## start Stored rows

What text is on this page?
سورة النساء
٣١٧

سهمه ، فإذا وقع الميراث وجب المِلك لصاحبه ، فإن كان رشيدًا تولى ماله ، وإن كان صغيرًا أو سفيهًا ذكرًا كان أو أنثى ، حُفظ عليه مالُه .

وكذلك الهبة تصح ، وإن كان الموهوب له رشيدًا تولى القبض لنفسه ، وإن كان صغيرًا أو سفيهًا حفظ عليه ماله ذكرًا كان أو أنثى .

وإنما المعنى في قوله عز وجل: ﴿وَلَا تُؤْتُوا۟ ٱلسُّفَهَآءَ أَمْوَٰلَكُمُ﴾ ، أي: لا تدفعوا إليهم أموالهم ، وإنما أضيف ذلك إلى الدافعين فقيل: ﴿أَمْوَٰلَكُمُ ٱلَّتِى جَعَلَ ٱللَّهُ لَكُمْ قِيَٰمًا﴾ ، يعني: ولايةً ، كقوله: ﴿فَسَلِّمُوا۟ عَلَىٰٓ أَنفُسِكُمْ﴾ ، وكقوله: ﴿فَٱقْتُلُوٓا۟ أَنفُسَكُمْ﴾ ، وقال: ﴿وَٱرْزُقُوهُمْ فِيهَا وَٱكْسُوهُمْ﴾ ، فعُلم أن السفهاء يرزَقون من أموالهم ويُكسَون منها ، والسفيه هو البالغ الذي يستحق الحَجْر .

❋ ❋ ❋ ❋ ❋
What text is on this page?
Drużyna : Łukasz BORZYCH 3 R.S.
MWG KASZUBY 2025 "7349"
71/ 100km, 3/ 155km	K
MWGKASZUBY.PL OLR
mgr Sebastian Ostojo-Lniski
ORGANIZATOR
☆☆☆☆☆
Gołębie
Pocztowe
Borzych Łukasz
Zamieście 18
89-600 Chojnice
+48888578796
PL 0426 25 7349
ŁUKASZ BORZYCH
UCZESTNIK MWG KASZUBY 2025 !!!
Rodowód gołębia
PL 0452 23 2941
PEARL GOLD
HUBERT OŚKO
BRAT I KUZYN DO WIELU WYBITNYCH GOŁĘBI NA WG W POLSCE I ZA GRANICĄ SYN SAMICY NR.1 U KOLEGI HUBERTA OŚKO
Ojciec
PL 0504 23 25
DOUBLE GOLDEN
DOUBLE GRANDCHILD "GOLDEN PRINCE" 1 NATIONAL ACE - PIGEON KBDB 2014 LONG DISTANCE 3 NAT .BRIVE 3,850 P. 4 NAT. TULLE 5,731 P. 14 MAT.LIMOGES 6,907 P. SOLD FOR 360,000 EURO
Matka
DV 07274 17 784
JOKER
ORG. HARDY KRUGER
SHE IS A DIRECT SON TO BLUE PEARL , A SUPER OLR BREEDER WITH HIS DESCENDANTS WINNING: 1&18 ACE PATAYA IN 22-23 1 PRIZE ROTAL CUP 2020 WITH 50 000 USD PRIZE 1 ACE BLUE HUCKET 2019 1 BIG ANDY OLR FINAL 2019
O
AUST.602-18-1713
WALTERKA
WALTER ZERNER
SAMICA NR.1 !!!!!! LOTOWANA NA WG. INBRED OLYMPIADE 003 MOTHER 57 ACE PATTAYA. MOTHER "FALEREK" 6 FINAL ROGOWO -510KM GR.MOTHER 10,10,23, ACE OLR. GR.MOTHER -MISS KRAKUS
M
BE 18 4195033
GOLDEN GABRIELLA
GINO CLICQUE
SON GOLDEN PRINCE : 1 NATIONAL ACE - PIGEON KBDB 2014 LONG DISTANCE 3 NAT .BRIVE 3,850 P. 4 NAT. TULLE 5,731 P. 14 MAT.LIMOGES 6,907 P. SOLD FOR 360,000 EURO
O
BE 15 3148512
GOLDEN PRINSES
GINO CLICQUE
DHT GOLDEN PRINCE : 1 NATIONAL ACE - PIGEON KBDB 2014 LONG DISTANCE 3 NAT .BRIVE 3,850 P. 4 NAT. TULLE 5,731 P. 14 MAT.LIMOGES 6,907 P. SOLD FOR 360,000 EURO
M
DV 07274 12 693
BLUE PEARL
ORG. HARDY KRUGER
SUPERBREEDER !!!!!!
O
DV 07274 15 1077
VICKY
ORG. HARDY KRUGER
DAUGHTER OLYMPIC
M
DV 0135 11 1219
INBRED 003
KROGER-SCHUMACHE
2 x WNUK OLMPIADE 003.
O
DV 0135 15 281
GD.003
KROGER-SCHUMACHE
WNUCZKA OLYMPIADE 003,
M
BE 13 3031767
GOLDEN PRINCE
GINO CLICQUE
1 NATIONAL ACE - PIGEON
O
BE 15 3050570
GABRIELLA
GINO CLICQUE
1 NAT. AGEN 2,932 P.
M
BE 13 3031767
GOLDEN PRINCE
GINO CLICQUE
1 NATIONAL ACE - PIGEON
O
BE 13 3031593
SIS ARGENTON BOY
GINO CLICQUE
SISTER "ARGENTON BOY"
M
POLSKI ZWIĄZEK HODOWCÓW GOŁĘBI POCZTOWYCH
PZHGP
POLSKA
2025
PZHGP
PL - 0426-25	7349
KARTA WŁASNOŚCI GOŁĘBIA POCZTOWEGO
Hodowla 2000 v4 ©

## end Stored rows

Task brief
Return every record above exactly as it appears.

Problem solution
What text is on this page?
سورة النساء
٣١٧

سهمه ، فإذا وقع الميراث وجب المِلك لصاحبه ، فإن كان رشيدًا تولى ماله ، وإن كان صغيرًا أو سفيهًا ذكرًا كان أو أنثى ، حُفظ عليه مالُه .

وكذلك الهبة تصح ، وإن كان الموهوب له رشيدًا تولى القبض لنفسه ، وإن كان صغيرًا أو سفيهًا حفظ عليه ماله ذكرًا كان أو أنثى .

وإنما المعنى في قوله عز وجل: ﴿وَلَا تُؤْتُوا۟ ٱلسُّفَهَآءَ أَمْوَٰلَكُمُ﴾ ، أي: لا تدفعوا إليهم أموالهم ، وإنما أضيف ذلك إلى الدافعين فقيل: ﴿أَمْوَٰلَكُمُ ٱلَّتِى جَعَلَ ٱللَّهُ لَكُمْ قِيَٰمًا﴾ ، يعني: ولايةً ، كقوله: ﴿فَسَلِّمُوا۟ عَلَىٰٓ أَنفُسِكُمْ﴾ ، وكقوله: ﴿فَٱقْتُلُوٓا۟ أَنفُسَكُمْ﴾ ، وقال: ﴿وَٱرْزُقُوهُمْ فِيهَا وَٱكْسُوهُمْ﴾ ، فعُلم أن السفهاء يرزَقون من أموالهم ويُكسَون منها ، والسفيه هو البالغ الذي يستحق الحَجْر .

❋ ❋ ❋ ❋ ❋
What text is on this page?
Drużyna : Łukasz BORZYCH 3 R.S.
MWG KASZUBY 2025 "7349"
71/ 100km, 3/ 155km	K
MWGKASZUBY.PL OLR
mgr Sebastian Ostojo-Lniski
ORGANIZATOR
☆☆☆☆☆
Gołębie
Pocztowe
Borzych Łukasz
Zamieście 18
89-600 Chojnice
+48888578796
PL 0426 25 7349
ŁUKASZ BORZYCH
UCZESTNIK MWG KASZUBY 2025 !!!
Rodowód gołębia
PL 0452 23 2941
PEARL GOLD
HUBERT OŚKO
BRAT I KUZYN DO WIELU WYBITNYCH GOŁĘBI NA WG W POLSCE I ZA GRANICĄ SYN SAMICY NR.1 U KOLEGI HUBERTA OŚKO
Ojciec
PL 0504 23 25
DOUBLE GOLDEN
DOUBLE GRANDCHILD "GOLDEN PRINCE" 1 NATIONAL ACE - PIGEON KBDB 2014 LONG DISTANCE 3 NAT .BRIVE 3,850 P. 4 NAT. TULLE 5,731 P. 14 MAT.LIMOGES 6,907 P. SOLD FOR 360,000 EURO
Matka
DV 07274 17 784
JOKER
ORG. HARDY KRUGER
SHE IS A DIRECT SON TO BLUE PEARL , A SUPER OLR BREEDER WITH HIS DESCENDANTS WINNING: 1&18 ACE PATAYA IN 22-23 1 PRIZE ROTAL CUP 2020 WITH 50 000 USD PRIZE 1 ACE BLUE HUCKET 2019 1 BIG ANDY OLR FINAL 2019
O
AUST.602-18-1713
WALTERKA
WALTER ZERNER
SAMICA NR.1 !!!!!! LOTOWANA NA WG. INBRED OLYMPIADE 003 MOTHER 57 ACE PATTAYA. MOTHER "FALEREK" 6 FINAL ROGOWO -510KM GR.MOTHER 10,10,23, ACE OLR. GR.MOTHER -MISS KRAKUS
M
BE 18 4195033
GOLDEN GABRIELLA
GINO CLICQUE
SON GOLDEN PRINCE : 1 NATIONAL ACE - PIGEON KBDB 2014 LONG DISTANCE 3 NAT .BRIVE 3,850 P. 4 NAT. TULLE 5,731 P. 14 MAT.LIMOGES 6,907 P. SOLD FOR 360,000 EURO
O
BE 15 3148512
GOLDEN PRINSES
GINO CLICQUE
DHT GOLDEN PRINCE : 1 NATIONAL ACE - PIGEON KBDB 2014 LONG DISTANCE 3 NAT .BRIVE 3,850 P. 4 NAT. TULLE 5,731 P. 14 MAT.LIMOGES 6,907 P. SOLD FOR 360,000 EURO
M
DV 07274 12 693
BLUE PEARL
ORG. HARDY KRUGER
SUPERBREEDER !!!!!!
O
DV 07274 15 1077
VICKY
ORG. HARDY KRUGER
DAUGHTER OLYMPIC
M
DV 0135 11 1219
INBRED 003
KROGER-SCHUMACHE
2 x WNUK OLMPIADE 003.
O
DV 0135 15 281
GD.003
KROGER-SCHUMACHE
WNUCZKA OLYMPIADE 003,
M
BE 13 3031767
GOLDEN PRINCE
GINO CLICQUE
1 NATIONAL ACE - PIGEON
O
BE 15 3050570
GABRIELLA
GINO CLICQUE
1 NAT. AGEN 2,932 P.
M
BE 13 3031767
GOLDEN PRINCE
GINO CLICQUE
1 NATIONAL ACE - PIGEON
O
BE 13 3031593
SIS ARGENTON BOY
GINO CLICQUE
SISTER "ARGENTON BOY"
M
POLSKI ZWIĄZEK HODOWCÓW GOŁĘBI POCZTOWYCH
PZHGP
POLSKA
2025
PZHGP
PL - 0426-25	7349
KARTA WŁASNOŚCI GOŁĘBIA POCZTOWEGO
Hodowla 2000 v4 ©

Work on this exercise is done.